— Start of DATA SHOWN —

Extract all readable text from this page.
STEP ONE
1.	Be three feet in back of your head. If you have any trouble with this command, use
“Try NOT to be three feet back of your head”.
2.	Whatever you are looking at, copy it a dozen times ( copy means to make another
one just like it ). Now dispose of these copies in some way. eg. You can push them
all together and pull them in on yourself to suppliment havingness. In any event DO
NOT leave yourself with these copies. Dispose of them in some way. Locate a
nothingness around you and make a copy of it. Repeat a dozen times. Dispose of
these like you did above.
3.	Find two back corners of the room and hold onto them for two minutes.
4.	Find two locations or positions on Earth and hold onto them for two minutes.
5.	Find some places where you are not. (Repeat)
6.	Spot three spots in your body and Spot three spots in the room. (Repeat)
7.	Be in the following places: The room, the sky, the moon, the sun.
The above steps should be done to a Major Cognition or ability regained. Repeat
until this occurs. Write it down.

— End of DATA SHOWN —

- WHAT IS ASKED:
Exactly reproduce all of the entries above.

- RESULT OF THIS EXERCISE:
Extract all readable text from this page.
STEP ONE
1.	Be three feet in back of your head. If you have any trouble with this command, use
“Try NOT to be three feet back of your head”.
2.	Whatever you are looking at, copy it a dozen times ( copy means to make another
one just like it ). Now dispose of these copies in some way. eg. You can push them
all together and pull them in on yourself to suppliment havingness. In any event DO
NOT leave yourself with these copies. Dispose of them in some way. Locate a
nothingness around you and make a copy of it. Repeat a dozen times. Dispose of
these like you did above.
3.	Find two back corners of the room and hold onto them for two minutes.
4.	Find two locations or positions on Earth and hold onto them for two minutes.
5.	Find some places where you are not. (Repeat)
6.	Spot three spots in your body and Spot three spots in the room. (Repeat)
7.	Be in the following places: The room, the sky, the moon, the sun.
The above steps should be done to a Major Cognition or ability regained. Repeat
until this occurs. Write it down.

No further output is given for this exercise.